== Dataset rows ==
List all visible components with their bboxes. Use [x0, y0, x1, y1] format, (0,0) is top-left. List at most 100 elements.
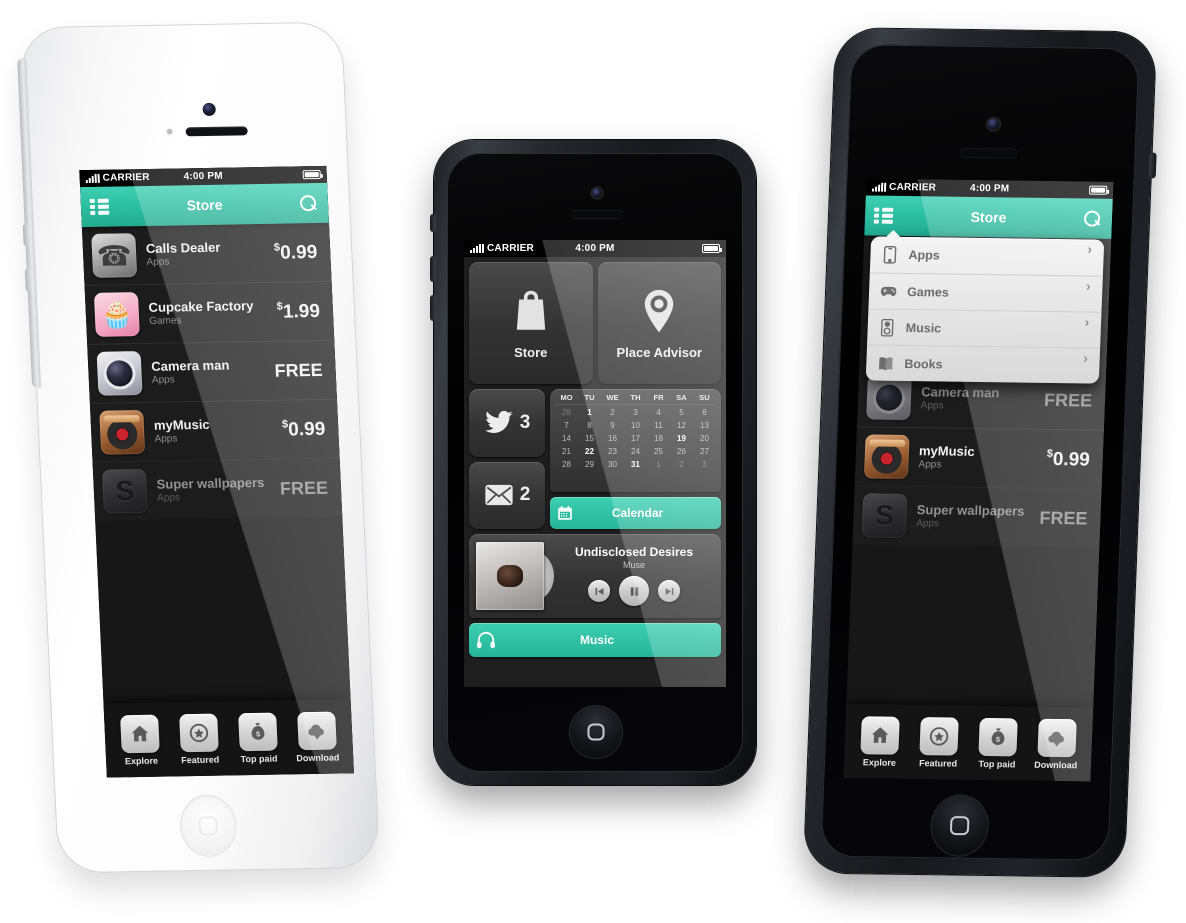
- calendar-day[interactable]: 3: [624, 407, 647, 419]
- tile-place-advisor[interactable]: Place Advisor: [597, 262, 721, 384]
- calendar-day[interactable]: 24: [624, 446, 647, 458]
- earpiece-speaker: [185, 126, 248, 137]
- table-row[interactable]: Super wallpapers Apps FREE: [92, 457, 343, 521]
- tab-featured[interactable]: Featured: [914, 716, 964, 769]
- music-player-widget: Undisclosed Desires Muse: [469, 534, 721, 618]
- app-price: FREE: [279, 477, 329, 499]
- skip-back-icon[interactable]: [588, 580, 610, 603]
- home-button[interactable]: [569, 705, 623, 759]
- table-row[interactable]: myMusic Apps $0.99: [854, 426, 1104, 489]
- tile-twitter[interactable]: 3: [469, 389, 545, 457]
- calendar-day[interactable]: 7: [555, 420, 578, 432]
- dropdown-item-games[interactable]: Games ›: [868, 272, 1103, 312]
- dropdown-item-books[interactable]: Books ›: [865, 344, 1101, 384]
- list-icon[interactable]: [873, 207, 895, 224]
- calendar-button[interactable]: Calendar: [550, 497, 721, 529]
- calendar-day[interactable]: 2: [601, 407, 624, 419]
- app-price: $0.99: [1046, 447, 1094, 471]
- tab-top-paid[interactable]: $ Top paid: [233, 712, 283, 764]
- table-row[interactable]: myMusic Apps $0.99: [89, 398, 340, 462]
- tab-explore[interactable]: Explore: [855, 715, 905, 768]
- power-button[interactable]: [1148, 152, 1157, 179]
- silent-switch[interactable]: [430, 214, 436, 232]
- calendar-day[interactable]: 5: [670, 407, 693, 419]
- table-row[interactable]: Super wallpapers Apps FREE: [852, 485, 1102, 548]
- dropdown-item-label: Music: [905, 320, 942, 335]
- tab-explore[interactable]: Explore: [115, 714, 165, 766]
- calendar-day[interactable]: 11: [647, 420, 670, 432]
- calendar-day[interactable]: 10: [624, 420, 647, 432]
- tab-download[interactable]: Download: [1032, 718, 1082, 770]
- calendar-day[interactable]: 20: [693, 433, 716, 445]
- calendar-day[interactable]: 4: [647, 407, 670, 419]
- tab-top-paid[interactable]: $ Top paid: [973, 717, 1023, 769]
- volume-down-button[interactable]: [24, 267, 34, 293]
- status-bar: CARRIER 4:00 PM: [464, 240, 726, 257]
- calendar-day[interactable]: 17: [624, 433, 647, 445]
- calendar-day[interactable]: 1: [647, 459, 670, 471]
- calendar-day[interactable]: 2: [670, 459, 693, 471]
- app-category: Apps: [918, 459, 942, 471]
- pause-icon[interactable]: [619, 576, 649, 607]
- calendar-day[interactable]: 27: [693, 446, 716, 458]
- calendar-day[interactable]: 23: [601, 446, 624, 458]
- chevron-right-icon: ›: [1087, 241, 1093, 257]
- chevron-right-icon: ›: [1083, 350, 1088, 366]
- clock-label: 4:00 PM: [183, 170, 224, 183]
- dashboard: Store Place Advisor 3 2 MO TU WE TH FR S…: [464, 257, 726, 687]
- table-row[interactable]: Cupcake Factory Games $1.99: [84, 280, 335, 344]
- calendar-day[interactable]: 9: [601, 420, 624, 432]
- dropdown-item-apps[interactable]: Apps ›: [870, 237, 1104, 276]
- camera-lens-icon: [866, 375, 912, 421]
- calendar-day[interactable]: 19: [670, 433, 693, 445]
- calendar-day[interactable]: 22: [578, 446, 601, 458]
- home-square-icon: [587, 723, 605, 741]
- calendar-weekday: MO: [560, 393, 573, 402]
- tile-label: Place Advisor: [616, 344, 702, 360]
- calendar-day[interactable]: 28: [555, 407, 578, 419]
- calendar-day[interactable]: 25: [647, 446, 670, 458]
- app-name: Super wallpapers: [916, 501, 1025, 519]
- list-icon[interactable]: [89, 198, 111, 215]
- calendar-weekday-header: MO TU WE TH FR SA SU: [555, 393, 716, 405]
- calendar-day[interactable]: 29: [578, 459, 601, 471]
- dropdown-item-music[interactable]: Music ›: [867, 308, 1102, 348]
- calendar-day[interactable]: 16: [601, 433, 624, 445]
- tile-mail[interactable]: 2: [469, 461, 545, 529]
- tab-download[interactable]: Download: [292, 711, 342, 763]
- volume-up-button[interactable]: [22, 223, 32, 248]
- calendar-day[interactable]: 18: [647, 433, 670, 445]
- calendar-day[interactable]: 26: [670, 446, 693, 458]
- tile-store[interactable]: Store: [469, 262, 593, 384]
- skip-forward-icon[interactable]: [658, 580, 680, 603]
- calendar-day[interactable]: 14: [555, 433, 578, 445]
- calendar-day[interactable]: 8: [578, 420, 601, 432]
- search-icon[interactable]: [300, 195, 318, 212]
- calendar-day[interactable]: 13: [693, 420, 716, 432]
- calendar-day[interactable]: 31: [624, 459, 647, 471]
- calendar-day[interactable]: 28: [555, 459, 578, 471]
- calendar-grid: 28 1 2 3 4 5 6 7 8 9 10 11 12 13 14 15 16 17 18 19 20 21 22 23 2…: [555, 407, 716, 471]
- calendar-day[interactable]: 15: [578, 433, 601, 445]
- calendar-day[interactable]: 30: [601, 459, 624, 471]
- table-row[interactable]: Calls Dealer Apps $0.99: [82, 223, 332, 285]
- signal-bars-icon: [470, 244, 484, 253]
- app-price: $1.99: [276, 299, 324, 323]
- music-button-label: Music: [579, 633, 614, 647]
- tab-featured[interactable]: Featured: [174, 713, 224, 765]
- calendar-day[interactable]: 3: [693, 459, 716, 471]
- music-button[interactable]: Music: [469, 623, 721, 657]
- table-row[interactable]: Camera man Apps FREE: [87, 339, 337, 403]
- volume-down-button[interactable]: [430, 295, 436, 321]
- search-icon[interactable]: [1084, 210, 1102, 227]
- carrier-label: CARRIER: [487, 243, 534, 254]
- calendar-widget[interactable]: MO TU WE TH FR SA SU 28 1 2 3 4 5 6 7 8 9 10 11 12 13 14 15 16…: [550, 389, 721, 492]
- tab-label: Download: [296, 751, 340, 763]
- money-bag-icon: $: [237, 712, 278, 751]
- calendar-day[interactable]: 12: [670, 420, 693, 432]
- calendar-day[interactable]: 1: [578, 407, 601, 419]
- calendar-day[interactable]: 6: [693, 407, 716, 419]
- volume-up-button[interactable]: [430, 256, 436, 282]
- carrier-label: CARRIER: [888, 181, 937, 194]
- calendar-day[interactable]: 21: [555, 446, 578, 458]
===
Exercise goal » Render every line of the items above as a Markdown table with the columns Row and Line, numbering the rows in order and skipping blank lines. Omit the pictures.

Exercise answer »
| Row | Line |
|---|---|
| 1 | List all visible components with their bboxes. Use [x0, y0, x1, y1] format, (0,0) is top-left. List at most 100 elements. |
| 2 | - calendar-day[interactable]: 3: [624, 407, 647, 419] |
| 3 | - tile-place-advisor[interactable]: Place Advisor: [597, 262, 721, 384] |
| 4 | - calendar-day[interactable]: 24: [624, 446, 647, 458] |
| 5 | - earpiece-speaker: [185, 126, 248, 137] |
| 6 | - table-row[interactable]: Super wallpapers Apps FREE: [92, 457, 343, 521] |
| 7 | - tab-featured[interactable]: Featured: [914, 716, 964, 769] |
| 8 | - music-player-widget: Undisclosed Desires Muse: [469, 534, 721, 618] |
| 9 | - app-price: FREE: [279, 477, 329, 499] |
| 10 | - skip-back-icon[interactable]: [588, 580, 610, 603] |
| 11 | - home-button[interactable]: [569, 705, 623, 759] |
| 12 | - table-row[interactable]: myMusic Apps $0.99: [854, 426, 1104, 489] |
| 13 | - tile-twitter[interactable]: 3: [469, 389, 545, 457] |
| 14 | - calendar-day[interactable]: 7: [555, 420, 578, 432] |
| 15 | - dropdown-item-games[interactable]: Games ›: [868, 272, 1103, 312] |
| 16 | - dropdown-item-books[interactable]: Books ›: [865, 344, 1101, 384] |
| 17 | - list-icon[interactable]: [873, 207, 895, 224] |
| 18 | - calendar-button[interactable]: Calendar: [550, 497, 721, 529] |
| 19 | - calendar-day[interactable]: 2: [601, 407, 624, 419] |
| 20 | - app-price: $0.99: [1046, 447, 1094, 471] |
| 21 | - tab-top-paid[interactable]: $ Top paid: [233, 712, 283, 764] |
| 22 | - table-row[interactable]: myMusic Apps $0.99: [89, 398, 340, 462] |
| 23 | - tab-explore[interactable]: Explore: [855, 715, 905, 768] |
| 24 | - power-button[interactable]: [1148, 152, 1157, 179] |
| 25 | - silent-switch[interactable]: [430, 214, 436, 232] |
| 26 | - calendar-day[interactable]: 5: [670, 407, 693, 419] |
| 27 | - table-row[interactable]: Super wallpapers Apps FREE: [852, 485, 1102, 548] |
| 28 | - dropdown-item-label: Music: [905, 320, 942, 335] |
| 29 | - tab-explore[interactable]: Explore: [115, 714, 165, 766] |
| 30 | - calendar-day[interactable]: 11: [647, 420, 670, 432] |
| 31 | - calendar-day[interactable]: 10: [624, 420, 647, 432] |
| 32 | - tab-download[interactable]: Download: [1032, 718, 1082, 770] |
| 33 | - calendar-day[interactable]: 20: [693, 433, 716, 445] |
| 34 | - calendar-day[interactable]: 4: [647, 407, 670, 419] |
| 35 | - tab-top-paid[interactable]: $ Top paid: [973, 717, 1023, 769] |
| 36 | - volume-down-button[interactable]: [24, 267, 34, 293] |
| 37 | - status-bar: CARRIER 4:00 PM: [464, 240, 726, 257] |
| 38 | - calendar-day[interactable]: 17: [624, 433, 647, 445] |
| 39 | - calendar-day[interactable]: 1: [647, 459, 670, 471] |
| 40 | - calendar-day[interactable]: 2: [670, 459, 693, 471] |
| 41 | - app-category: Apps: [918, 459, 942, 471] |
| 42 | - pause-icon[interactable]: [619, 576, 649, 607] |
| 43 | - calendar-day[interactable]: 27: [693, 446, 716, 458] |
| 44 | - calendar-day[interactable]: 23: [601, 446, 624, 458] |
| 45 | - chevron-right-icon: ›: [1087, 241, 1093, 257] |
| 46 | - chevron-right-icon: ›: [1083, 350, 1088, 366] |
| 47 | - clock-label: 4:00 PM: [183, 170, 224, 183] |
| 48 | - dashboard: Store Place Advisor 3 2 MO TU WE TH FR S…: [464, 257, 726, 687] |
| 49 | - table-row[interactable]: Cupcake Factory Games $1.99: [84, 280, 335, 344] |
| 50 | - calendar-day[interactable]: 9: [601, 420, 624, 432] |
| 51 | - dropdown-item-apps[interactable]: Apps ›: [870, 237, 1104, 276] |
| 52 | - camera-lens-icon: [866, 375, 912, 421] |
| 53 | - calendar-day[interactable]: 19: [670, 433, 693, 445] |
| 54 | - calendar-day[interactable]: 22: [578, 446, 601, 458] |
| 55 | - home-square-icon: [587, 723, 605, 741] |
| 56 | - calendar-weekday: MO: [560, 393, 573, 402] |
| 57 | - tile-label: Place Advisor: [616, 344, 702, 360] |
| 58 | - calendar-day[interactable]: 28: [555, 407, 578, 419] |
| 59 | - calendar-day[interactable]: 25: [647, 446, 670, 458] |
| 60 | - app-name: Super wallpapers: [916, 501, 1025, 519] |
| 61 | - list-icon[interactable]: [89, 198, 111, 215] |
| 62 | - calendar-weekday-header: MO TU WE TH FR SA SU: [555, 393, 716, 405] |
| 63 | - calendar-day[interactable]: 29: [578, 459, 601, 471] |
| 64 | - dropdown-item-music[interactable]: Music ›: [867, 308, 1102, 348] |
| 65 | - calendar-day[interactable]: 16: [601, 433, 624, 445] |
| 66 | - tile-mail[interactable]: 2: [469, 461, 545, 529] |
| 67 | - tab-download[interactable]: Download: [292, 711, 342, 763] |
| 68 | - volume-up-button[interactable]: [22, 223, 32, 248] |
| 69 | - calendar-day[interactable]: 18: [647, 433, 670, 445] |
| 70 | - calendar-day[interactable]: 26: [670, 446, 693, 458] |
| 71 | - tile-store[interactable]: Store: [469, 262, 593, 384] |
| 72 | - skip-forward-icon[interactable]: [658, 580, 680, 603] |
| 73 | - calendar-day[interactable]: 14: [555, 433, 578, 445] |
| 74 | - calendar-day[interactable]: 8: [578, 420, 601, 432] |
| 75 | - search-icon[interactable]: [300, 195, 318, 212] |
| 76 | - calendar-day[interactable]: 13: [693, 420, 716, 432] |
| 77 | - calendar-day[interactable]: 31: [624, 459, 647, 471] |
| 78 | - calendar-day[interactable]: 28: [555, 459, 578, 471] |
| 79 | - calendar-grid: 28 1 2 3 4 5 6 7 8 9 10 11 12 13 14 15 16 17 18 19 20 21 22 23 2…: [555, 407, 716, 471] |
| 80 | - calendar-day[interactable]: 15: [578, 433, 601, 445] |
| 81 | - calendar-day[interactable]: 30: [601, 459, 624, 471] |
| 82 | - table-row[interactable]: Calls Dealer Apps $0.99: [82, 223, 332, 285] |
| 83 | - signal-bars-icon: [470, 244, 484, 253] |
| 84 | - app-price: $1.99: [276, 299, 324, 323] |
| 85 | - music-button-label: Music: [579, 633, 614, 647] |
| 86 | - tab-featured[interactable]: Featured: [174, 713, 224, 765] |
| 87 | - calendar-day[interactable]: 3: [693, 459, 716, 471] |
| 88 | - music-button[interactable]: Music: [469, 623, 721, 657] |
| 89 | - table-row[interactable]: Camera man Apps FREE: [87, 339, 337, 403] |
| 90 | - volume-down-button[interactable]: [430, 295, 436, 321] |
| 91 | - search-icon[interactable]: [1084, 210, 1102, 227] |
| 92 | - carrier-label: CARRIER: [487, 243, 534, 254] |
| 93 | - calendar-widget[interactable]: MO TU WE TH FR SA SU 28 1 2 3 4 5 6 7 8 9 10 11 12 13 14 15 16…: [550, 389, 721, 492] |
| 94 | - tab-label: Download: [296, 751, 340, 763] |
| 95 | - money-bag-icon: $: [237, 712, 278, 751] |
| 96 | - calendar-day[interactable]: 12: [670, 420, 693, 432] |
| 97 | - calendar-day[interactable]: 1: [578, 407, 601, 419] |
| 98 | - calendar-day[interactable]: 6: [693, 407, 716, 419] |
| 99 | - volume-up-button[interactable]: [430, 256, 436, 282] |
| 100 | - carrier-label: CARRIER: [888, 181, 937, 194] |
| 101 | - calendar-day[interactable]: 21: [555, 446, 578, 458] |